Work to do: Retype each record below word for word. Leave the pictures out.
%%
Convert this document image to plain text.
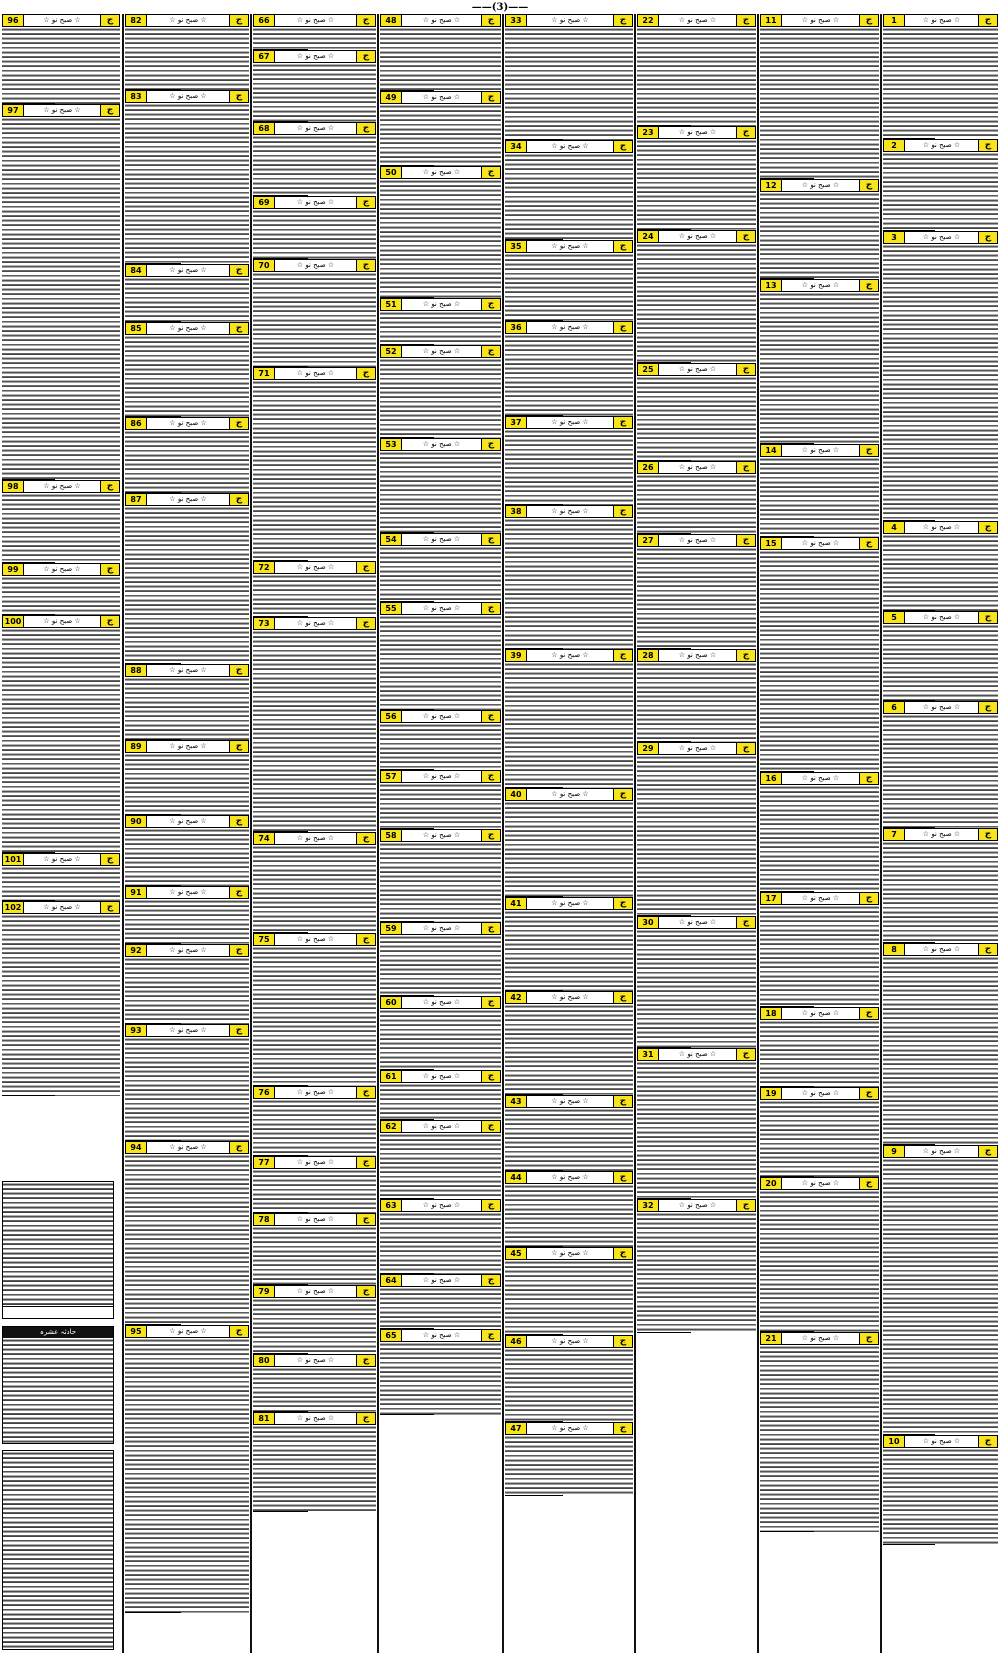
——(3)——
1	☆ صبح نو ☆	ج
2	☆ صبح نو ☆	ج
3	☆ صبح نو ☆	ج
4	☆ صبح نو ☆	ج
5	☆ صبح نو ☆	ج
6	☆ صبح نو ☆	ج
7	☆ صبح نو ☆	ج
8	☆ صبح نو ☆	ج
9	☆ صبح نو ☆	ج
10	☆ صبح نو ☆	ج
11	☆ صبح نو ☆	ج
12	☆ صبح نو ☆	ج
13	☆ صبح نو ☆	ج
14	☆ صبح نو ☆	ج
15	☆ صبح نو ☆	ج
16	☆ صبح نو ☆	ج
17	☆ صبح نو ☆	ج
18	☆ صبح نو ☆	ج
19	☆ صبح نو ☆	ج
20	☆ صبح نو ☆	ج
21	☆ صبح نو ☆	ج
22	☆ صبح نو ☆	ج
23	☆ صبح نو ☆	ج
24	☆ صبح نو ☆	ج
25	☆ صبح نو ☆	ج
26	☆ صبح نو ☆	ج
27	☆ صبح نو ☆	ج
28	☆ صبح نو ☆	ج
29	☆ صبح نو ☆	ج
30	☆ صبح نو ☆	ج
31	☆ صبح نو ☆	ج
32	☆ صبح نو ☆	ج
33	☆ صبح نو ☆	ج
34	☆ صبح نو ☆	ج
35	☆ صبح نو ☆	ج
36	☆ صبح نو ☆	ج
37	☆ صبح نو ☆	ج
38	☆ صبح نو ☆	ج
39	☆ صبح نو ☆	ج
40	☆ صبح نو ☆	ج
41	☆ صبح نو ☆	ج
42	☆ صبح نو ☆	ج
43	☆ صبح نو ☆	ج
44	☆ صبح نو ☆	ج
45	☆ صبح نو ☆	ج
46	☆ صبح نو ☆	ج
47	☆ صبح نو ☆	ج
48	☆ صبح نو ☆	ج
49	☆ صبح نو ☆	ج
50	☆ صبح نو ☆	ج
51	☆ صبح نو ☆	ج
52	☆ صبح نو ☆	ج
53	☆ صبح نو ☆	ج
54	☆ صبح نو ☆	ج
55	☆ صبح نو ☆	ج
56	☆ صبح نو ☆	ج
57	☆ صبح نو ☆	ج
58	☆ صبح نو ☆	ج
59	☆ صبح نو ☆	ج
60	☆ صبح نو ☆	ج
61	☆ صبح نو ☆	ج
62	☆ صبح نو ☆	ج
63	☆ صبح نو ☆	ج
64	☆ صبح نو ☆	ج
65	☆ صبح نو ☆	ج
66	☆ صبح نو ☆	ج
67	☆ صبح نو ☆	ج
68	☆ صبح نو ☆	ج
69	☆ صبح نو ☆	ج
70	☆ صبح نو ☆	ج
71	☆ صبح نو ☆	ج
72	☆ صبح نو ☆	ج
73	☆ صبح نو ☆	ج
74	☆ صبح نو ☆	ج
75	☆ صبح نو ☆	ج
76	☆ صبح نو ☆	ج
77	☆ صبح نو ☆	ج
78	☆ صبح نو ☆	ج
79	☆ صبح نو ☆	ج
80	☆ صبح نو ☆	ج
81	☆ صبح نو ☆	ج
82	☆ صبح نو ☆	ج
83	☆ صبح نو ☆	ج
84	☆ صبح نو ☆	ج
85	☆ صبح نو ☆	ج
86	☆ صبح نو ☆	ج
87	☆ صبح نو ☆	ج
88	☆ صبح نو ☆	ج
89	☆ صبح نو ☆	ج
90	☆ صبح نو ☆	ج
91	☆ صبح نو ☆	ج
92	☆ صبح نو ☆	ج
93	☆ صبح نو ☆	ج
94	☆ صبح نو ☆	ج
95	☆ صبح نو ☆	ج
96	☆ صبح نو ☆	ج
97	☆ صبح نو ☆	ج
98	☆ صبح نو ☆	ج
99	☆ صبح نو ☆	ج
100	☆ صبح نو ☆	ج
101	☆ صبح نو ☆	ج
102	☆ صبح نو ☆	ج
حادثہ عشرہ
%%
Full output:
Convert this document image to plain text.
——(3)——
1	☆ صبح نو ☆	ج
2	☆ صبح نو ☆	ج
3	☆ صبح نو ☆	ج
4	☆ صبح نو ☆	ج
5	☆ صبح نو ☆	ج
6	☆ صبح نو ☆	ج
7	☆ صبح نو ☆	ج
8	☆ صبح نو ☆	ج
9	☆ صبح نو ☆	ج
10	☆ صبح نو ☆	ج
11	☆ صبح نو ☆	ج
12	☆ صبح نو ☆	ج
13	☆ صبح نو ☆	ج
14	☆ صبح نو ☆	ج
15	☆ صبح نو ☆	ج
16	☆ صبح نو ☆	ج
17	☆ صبح نو ☆	ج
18	☆ صبح نو ☆	ج
19	☆ صبح نو ☆	ج
20	☆ صبح نو ☆	ج
21	☆ صبح نو ☆	ج
22	☆ صبح نو ☆	ج
23	☆ صبح نو ☆	ج
24	☆ صبح نو ☆	ج
25	☆ صبح نو ☆	ج
26	☆ صبح نو ☆	ج
27	☆ صبح نو ☆	ج
28	☆ صبح نو ☆	ج
29	☆ صبح نو ☆	ج
30	☆ صبح نو ☆	ج
31	☆ صبح نو ☆	ج
32	☆ صبح نو ☆	ج
33	☆ صبح نو ☆	ج
34	☆ صبح نو ☆	ج
35	☆ صبح نو ☆	ج
36	☆ صبح نو ☆	ج
37	☆ صبح نو ☆	ج
38	☆ صبح نو ☆	ج
39	☆ صبح نو ☆	ج
40	☆ صبح نو ☆	ج
41	☆ صبح نو ☆	ج
42	☆ صبح نو ☆	ج
43	☆ صبح نو ☆	ج
44	☆ صبح نو ☆	ج
45	☆ صبح نو ☆	ج
46	☆ صبح نو ☆	ج
47	☆ صبح نو ☆	ج
48	☆ صبح نو ☆	ج
49	☆ صبح نو ☆	ج
50	☆ صبح نو ☆	ج
51	☆ صبح نو ☆	ج
52	☆ صبح نو ☆	ج
53	☆ صبح نو ☆	ج
54	☆ صبح نو ☆	ج
55	☆ صبح نو ☆	ج
56	☆ صبح نو ☆	ج
57	☆ صبح نو ☆	ج
58	☆ صبح نو ☆	ج
59	☆ صبح نو ☆	ج
60	☆ صبح نو ☆	ج
61	☆ صبح نو ☆	ج
62	☆ صبح نو ☆	ج
63	☆ صبح نو ☆	ج
64	☆ صبح نو ☆	ج
65	☆ صبح نو ☆	ج
66	☆ صبح نو ☆	ج
67	☆ صبح نو ☆	ج
68	☆ صبح نو ☆	ج
69	☆ صبح نو ☆	ج
70	☆ صبح نو ☆	ج
71	☆ صبح نو ☆	ج
72	☆ صبح نو ☆	ج
73	☆ صبح نو ☆	ج
74	☆ صبح نو ☆	ج
75	☆ صبح نو ☆	ج
76	☆ صبح نو ☆	ج
77	☆ صبح نو ☆	ج
78	☆ صبح نو ☆	ج
79	☆ صبح نو ☆	ج
80	☆ صبح نو ☆	ج
81	☆ صبح نو ☆	ج
82	☆ صبح نو ☆	ج
83	☆ صبح نو ☆	ج
84	☆ صبح نو ☆	ج
85	☆ صبح نو ☆	ج
86	☆ صبح نو ☆	ج
87	☆ صبح نو ☆	ج
88	☆ صبح نو ☆	ج
89	☆ صبح نو ☆	ج
90	☆ صبح نو ☆	ج
91	☆ صبح نو ☆	ج
92	☆ صبح نو ☆	ج
93	☆ صبح نو ☆	ج
94	☆ صبح نو ☆	ج
95	☆ صبح نو ☆	ج
96	☆ صبح نو ☆	ج
97	☆ صبح نو ☆	ج
98	☆ صبح نو ☆	ج
99	☆ صبح نو ☆	ج
100	☆ صبح نو ☆	ج
101	☆ صبح نو ☆	ج
102	☆ صبح نو ☆	ج
حادثہ عشرہ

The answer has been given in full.